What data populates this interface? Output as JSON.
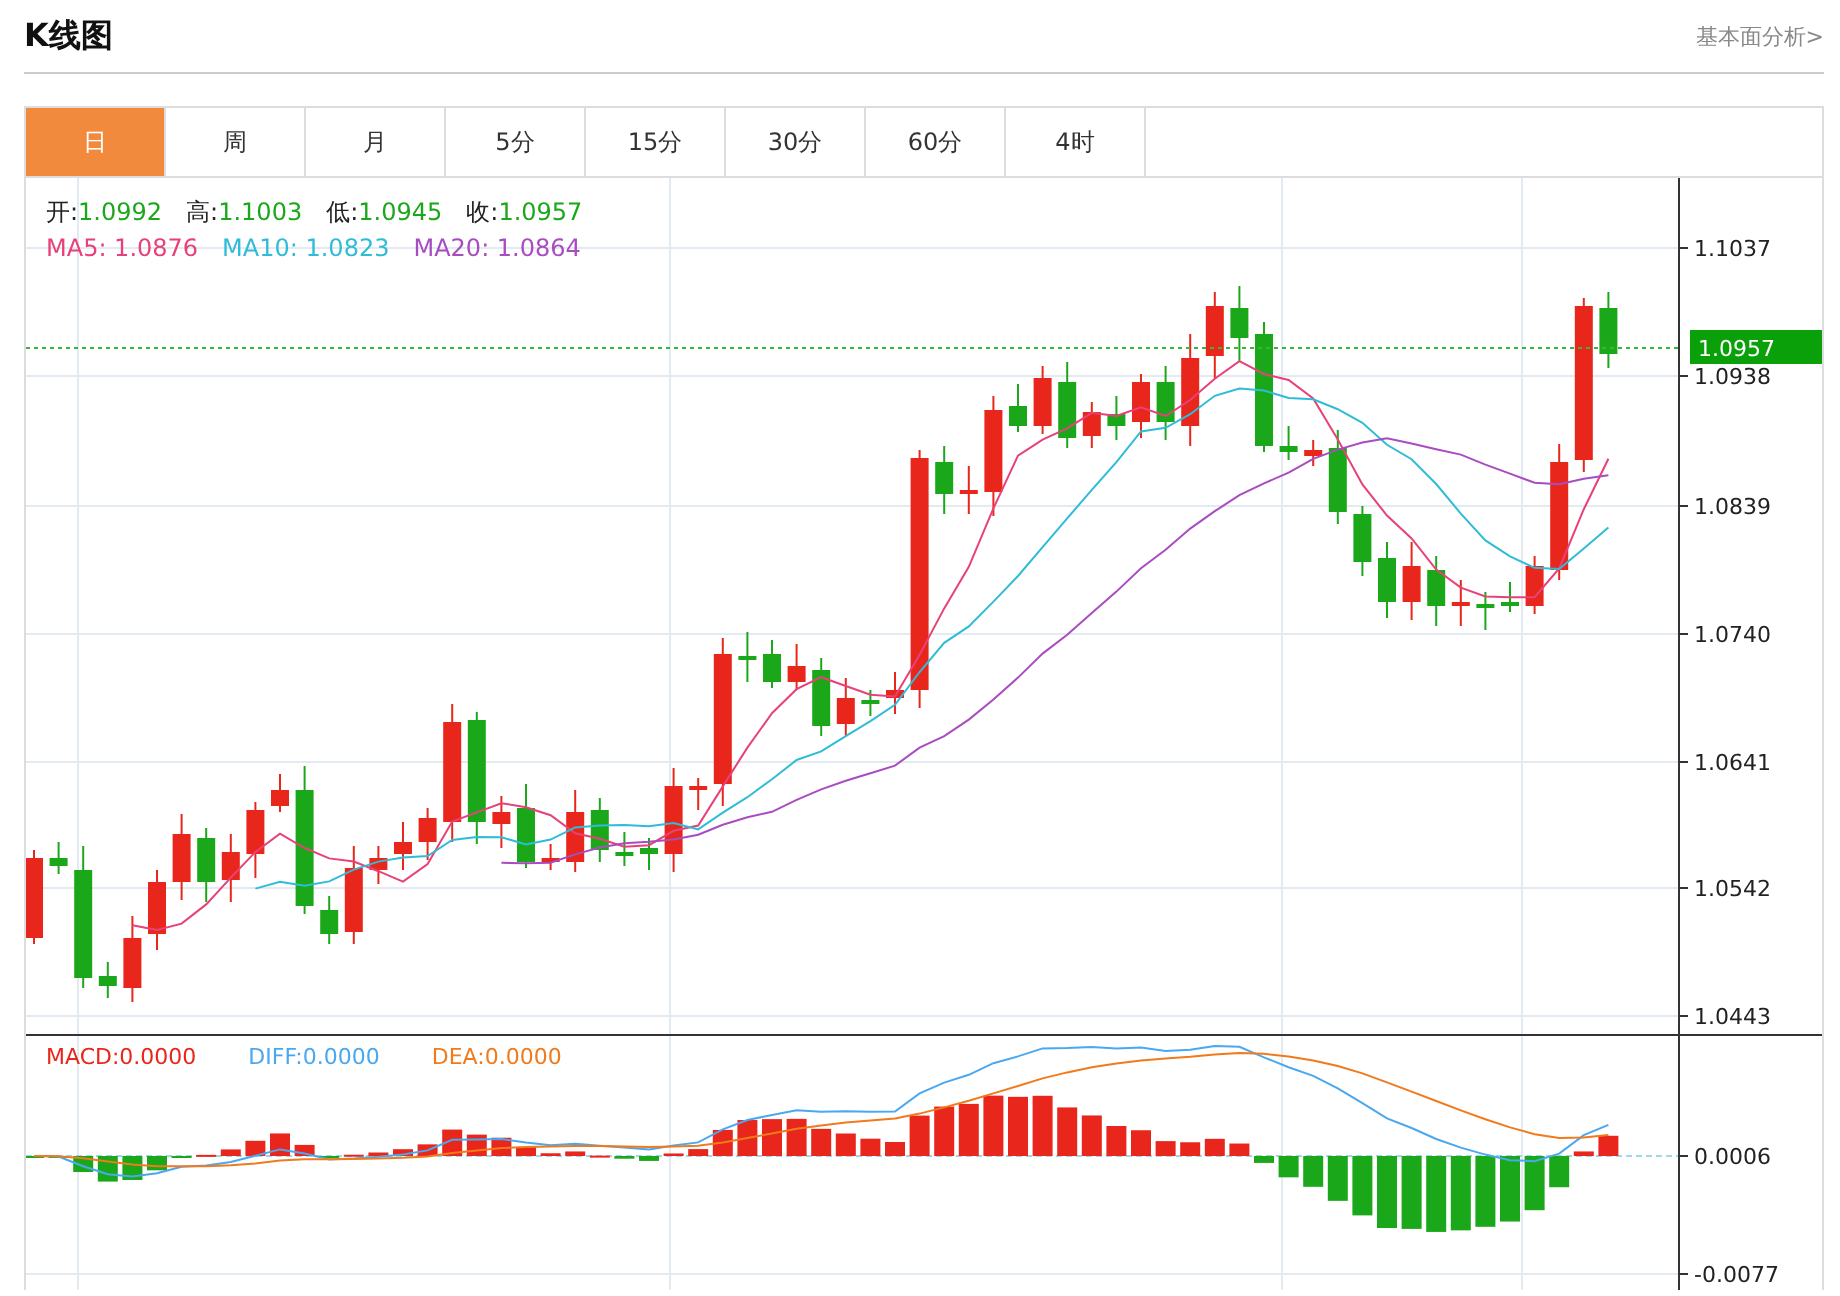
{
  "header": {
    "title": "K线图",
    "link": "基本面分析>"
  },
  "tabs": [
    {
      "label": "日",
      "selected": true
    },
    {
      "label": "周",
      "selected": false
    },
    {
      "label": "月",
      "selected": false
    },
    {
      "label": "5分",
      "selected": false
    },
    {
      "label": "15分",
      "selected": false
    },
    {
      "label": "30分",
      "selected": false
    },
    {
      "label": "60分",
      "selected": false
    },
    {
      "label": "4时",
      "selected": false
    }
  ],
  "ohlc": [
    {
      "label": "开:",
      "value": "1.0992"
    },
    {
      "label": "高:",
      "value": "1.1003"
    },
    {
      "label": "低:",
      "value": "1.0945"
    },
    {
      "label": "收:",
      "value": "1.0957"
    }
  ],
  "ma_legend": [
    {
      "label": "MA5:",
      "value": "1.0876",
      "color": "#e8417a"
    },
    {
      "label": "MA10:",
      "value": "1.0823",
      "color": "#2fbcd6"
    },
    {
      "label": "MA20:",
      "value": "1.0864",
      "color": "#a84cc0"
    }
  ],
  "price_axis": {
    "ticks": [
      "1.1037",
      "1.0938",
      "1.0839",
      "1.0740",
      "1.0641",
      "1.0542",
      "1.0443"
    ],
    "current_price": "1.0957"
  },
  "macd_legend": [
    {
      "label": "MACD:",
      "value": "0.0000",
      "color": "#e8261c"
    },
    {
      "label": "DIFF:",
      "value": "0.0000",
      "color": "#4aa8f0"
    },
    {
      "label": "DEA:",
      "value": "0.0000",
      "color": "#f07a1c"
    }
  ],
  "macd_axis": {
    "ticks": [
      "0.0006",
      "-0.0077"
    ]
  }
}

========================

> Stated problem
Extract, from the material above, each line holding the word "color".

> Task result
      "color": "#e8417a"
      "color": "#2fbcd6"
      "color": "#a84cc0"
      "color": "#e8261c"
      "color": "#4aa8f0"
      "color": "#f07a1c"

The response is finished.